#### STATED EXERCISE:
Select every line containing the word "color" from the material, and copy those lines.

>>>>

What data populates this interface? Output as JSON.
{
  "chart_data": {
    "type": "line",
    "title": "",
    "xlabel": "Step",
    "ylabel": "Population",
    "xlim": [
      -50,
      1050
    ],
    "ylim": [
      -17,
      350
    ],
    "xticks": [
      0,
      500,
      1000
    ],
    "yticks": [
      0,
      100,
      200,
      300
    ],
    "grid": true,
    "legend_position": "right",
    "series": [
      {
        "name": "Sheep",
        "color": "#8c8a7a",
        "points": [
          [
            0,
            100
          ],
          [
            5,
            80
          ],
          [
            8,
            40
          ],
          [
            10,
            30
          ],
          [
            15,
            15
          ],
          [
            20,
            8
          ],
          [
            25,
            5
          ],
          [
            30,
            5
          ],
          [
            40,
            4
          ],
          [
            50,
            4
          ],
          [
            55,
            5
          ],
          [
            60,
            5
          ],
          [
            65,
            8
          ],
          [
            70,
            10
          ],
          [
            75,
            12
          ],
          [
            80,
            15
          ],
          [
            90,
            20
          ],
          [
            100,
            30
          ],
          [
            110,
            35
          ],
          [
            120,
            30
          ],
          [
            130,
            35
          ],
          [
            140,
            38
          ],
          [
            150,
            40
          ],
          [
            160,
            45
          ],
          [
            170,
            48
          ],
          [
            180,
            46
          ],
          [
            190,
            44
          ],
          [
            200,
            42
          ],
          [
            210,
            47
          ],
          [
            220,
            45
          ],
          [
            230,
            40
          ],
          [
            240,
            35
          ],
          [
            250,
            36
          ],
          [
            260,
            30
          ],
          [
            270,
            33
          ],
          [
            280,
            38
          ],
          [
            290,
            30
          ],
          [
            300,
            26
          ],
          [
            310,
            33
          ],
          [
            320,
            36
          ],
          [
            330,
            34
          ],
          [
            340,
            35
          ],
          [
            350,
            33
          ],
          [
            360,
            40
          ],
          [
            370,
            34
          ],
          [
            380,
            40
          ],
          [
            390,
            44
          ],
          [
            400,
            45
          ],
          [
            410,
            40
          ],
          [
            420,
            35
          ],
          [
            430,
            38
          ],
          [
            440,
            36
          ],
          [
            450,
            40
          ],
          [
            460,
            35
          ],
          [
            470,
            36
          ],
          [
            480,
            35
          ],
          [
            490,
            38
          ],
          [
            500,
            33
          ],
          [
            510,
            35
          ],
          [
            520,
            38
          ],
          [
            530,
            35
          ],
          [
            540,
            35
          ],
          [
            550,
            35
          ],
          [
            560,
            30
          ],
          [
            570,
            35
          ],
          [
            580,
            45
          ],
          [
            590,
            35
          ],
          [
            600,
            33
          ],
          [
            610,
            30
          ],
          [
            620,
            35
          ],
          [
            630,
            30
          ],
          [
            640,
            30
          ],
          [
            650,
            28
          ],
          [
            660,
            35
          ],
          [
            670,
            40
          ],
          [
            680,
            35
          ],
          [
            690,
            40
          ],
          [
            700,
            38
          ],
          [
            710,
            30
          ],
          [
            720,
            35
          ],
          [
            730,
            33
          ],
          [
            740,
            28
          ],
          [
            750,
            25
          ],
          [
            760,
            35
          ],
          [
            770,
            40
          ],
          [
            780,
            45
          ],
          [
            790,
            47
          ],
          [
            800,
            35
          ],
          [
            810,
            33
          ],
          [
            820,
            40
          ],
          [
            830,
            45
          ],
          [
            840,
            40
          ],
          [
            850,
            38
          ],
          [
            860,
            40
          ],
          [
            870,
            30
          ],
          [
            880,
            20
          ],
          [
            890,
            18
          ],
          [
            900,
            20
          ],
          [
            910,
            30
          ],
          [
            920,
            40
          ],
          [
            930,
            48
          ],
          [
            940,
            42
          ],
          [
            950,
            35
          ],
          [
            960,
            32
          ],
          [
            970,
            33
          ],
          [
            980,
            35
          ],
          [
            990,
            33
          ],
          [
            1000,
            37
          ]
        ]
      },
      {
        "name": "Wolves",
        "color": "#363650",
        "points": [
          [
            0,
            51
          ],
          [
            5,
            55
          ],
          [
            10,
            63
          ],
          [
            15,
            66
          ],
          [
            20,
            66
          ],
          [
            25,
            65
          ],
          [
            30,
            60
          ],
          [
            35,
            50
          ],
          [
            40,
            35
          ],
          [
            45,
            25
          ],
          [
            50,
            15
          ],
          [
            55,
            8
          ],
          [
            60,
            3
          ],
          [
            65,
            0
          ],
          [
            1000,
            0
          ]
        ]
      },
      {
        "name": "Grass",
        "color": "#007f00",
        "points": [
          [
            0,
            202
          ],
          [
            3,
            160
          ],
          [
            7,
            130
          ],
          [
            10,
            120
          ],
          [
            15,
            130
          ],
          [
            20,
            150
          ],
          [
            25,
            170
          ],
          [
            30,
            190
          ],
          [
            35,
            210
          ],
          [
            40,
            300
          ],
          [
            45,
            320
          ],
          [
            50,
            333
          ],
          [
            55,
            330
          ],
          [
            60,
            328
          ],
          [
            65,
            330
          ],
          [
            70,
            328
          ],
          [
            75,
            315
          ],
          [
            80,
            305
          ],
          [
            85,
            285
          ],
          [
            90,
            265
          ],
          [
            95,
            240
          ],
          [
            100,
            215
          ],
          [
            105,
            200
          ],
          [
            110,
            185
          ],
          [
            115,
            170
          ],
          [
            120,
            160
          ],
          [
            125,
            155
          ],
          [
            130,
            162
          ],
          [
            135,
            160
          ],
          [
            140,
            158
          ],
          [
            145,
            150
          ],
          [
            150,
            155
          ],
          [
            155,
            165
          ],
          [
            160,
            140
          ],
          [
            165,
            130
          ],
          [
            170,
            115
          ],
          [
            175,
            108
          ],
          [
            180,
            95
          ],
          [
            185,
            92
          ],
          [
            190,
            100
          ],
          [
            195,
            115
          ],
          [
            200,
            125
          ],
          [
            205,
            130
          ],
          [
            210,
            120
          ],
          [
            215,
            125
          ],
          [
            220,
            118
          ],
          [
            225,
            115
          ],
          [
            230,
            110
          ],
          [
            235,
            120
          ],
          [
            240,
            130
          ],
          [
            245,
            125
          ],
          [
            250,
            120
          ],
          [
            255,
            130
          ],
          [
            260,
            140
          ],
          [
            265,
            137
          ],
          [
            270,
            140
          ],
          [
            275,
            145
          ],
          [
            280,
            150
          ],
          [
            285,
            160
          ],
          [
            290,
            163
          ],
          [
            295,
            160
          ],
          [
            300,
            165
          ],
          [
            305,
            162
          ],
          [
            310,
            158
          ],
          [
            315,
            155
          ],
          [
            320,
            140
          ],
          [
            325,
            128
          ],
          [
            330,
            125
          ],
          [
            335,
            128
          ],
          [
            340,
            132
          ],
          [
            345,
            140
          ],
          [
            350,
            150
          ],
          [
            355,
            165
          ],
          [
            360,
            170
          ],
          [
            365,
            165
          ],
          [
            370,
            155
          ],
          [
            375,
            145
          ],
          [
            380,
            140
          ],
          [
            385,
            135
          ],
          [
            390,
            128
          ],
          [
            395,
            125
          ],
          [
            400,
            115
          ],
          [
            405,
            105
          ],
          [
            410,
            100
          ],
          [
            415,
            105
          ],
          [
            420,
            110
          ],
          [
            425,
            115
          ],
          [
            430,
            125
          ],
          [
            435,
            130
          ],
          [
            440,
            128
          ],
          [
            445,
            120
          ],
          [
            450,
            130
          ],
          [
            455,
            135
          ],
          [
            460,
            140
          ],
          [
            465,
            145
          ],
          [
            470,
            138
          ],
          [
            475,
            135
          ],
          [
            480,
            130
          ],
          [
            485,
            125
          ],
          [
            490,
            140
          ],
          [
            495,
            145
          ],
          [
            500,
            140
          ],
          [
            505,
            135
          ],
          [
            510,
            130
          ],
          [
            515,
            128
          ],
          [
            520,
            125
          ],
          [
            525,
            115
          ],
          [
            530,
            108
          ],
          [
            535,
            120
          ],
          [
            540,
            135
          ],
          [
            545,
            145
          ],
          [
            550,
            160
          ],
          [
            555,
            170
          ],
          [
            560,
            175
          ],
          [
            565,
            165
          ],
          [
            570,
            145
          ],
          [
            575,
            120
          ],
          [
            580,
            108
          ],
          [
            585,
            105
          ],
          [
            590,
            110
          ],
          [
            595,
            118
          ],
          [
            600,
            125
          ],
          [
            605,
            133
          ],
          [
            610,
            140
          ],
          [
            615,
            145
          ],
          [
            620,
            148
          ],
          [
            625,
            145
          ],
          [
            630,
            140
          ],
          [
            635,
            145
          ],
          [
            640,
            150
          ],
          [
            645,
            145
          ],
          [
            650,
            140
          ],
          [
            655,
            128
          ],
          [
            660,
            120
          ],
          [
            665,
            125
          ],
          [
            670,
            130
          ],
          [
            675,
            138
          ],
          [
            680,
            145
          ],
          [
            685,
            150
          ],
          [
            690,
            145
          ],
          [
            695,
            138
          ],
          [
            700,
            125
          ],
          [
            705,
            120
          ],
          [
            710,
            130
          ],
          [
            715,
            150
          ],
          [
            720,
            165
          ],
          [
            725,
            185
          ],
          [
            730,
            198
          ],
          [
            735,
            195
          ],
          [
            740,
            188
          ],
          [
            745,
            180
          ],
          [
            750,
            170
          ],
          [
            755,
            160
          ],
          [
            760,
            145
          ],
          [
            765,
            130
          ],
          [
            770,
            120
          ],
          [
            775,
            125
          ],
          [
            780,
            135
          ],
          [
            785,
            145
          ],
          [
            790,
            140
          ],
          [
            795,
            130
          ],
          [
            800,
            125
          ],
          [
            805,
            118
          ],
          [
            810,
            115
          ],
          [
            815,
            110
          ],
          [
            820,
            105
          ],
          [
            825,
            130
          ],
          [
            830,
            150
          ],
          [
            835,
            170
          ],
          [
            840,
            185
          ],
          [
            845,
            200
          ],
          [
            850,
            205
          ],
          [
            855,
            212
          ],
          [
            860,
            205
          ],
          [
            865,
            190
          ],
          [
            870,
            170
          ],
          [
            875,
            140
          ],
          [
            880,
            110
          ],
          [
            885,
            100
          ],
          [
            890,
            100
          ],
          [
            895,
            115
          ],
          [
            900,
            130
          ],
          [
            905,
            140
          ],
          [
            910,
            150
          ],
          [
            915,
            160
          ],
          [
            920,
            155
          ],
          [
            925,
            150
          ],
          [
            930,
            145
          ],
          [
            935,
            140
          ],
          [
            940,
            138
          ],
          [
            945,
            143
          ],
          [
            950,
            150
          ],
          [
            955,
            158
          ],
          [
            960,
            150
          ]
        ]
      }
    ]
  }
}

<<<<

#### OUTPUT:
        "color": "#8c8a7a",
        "color": "#363650",
        "color": "#007f00",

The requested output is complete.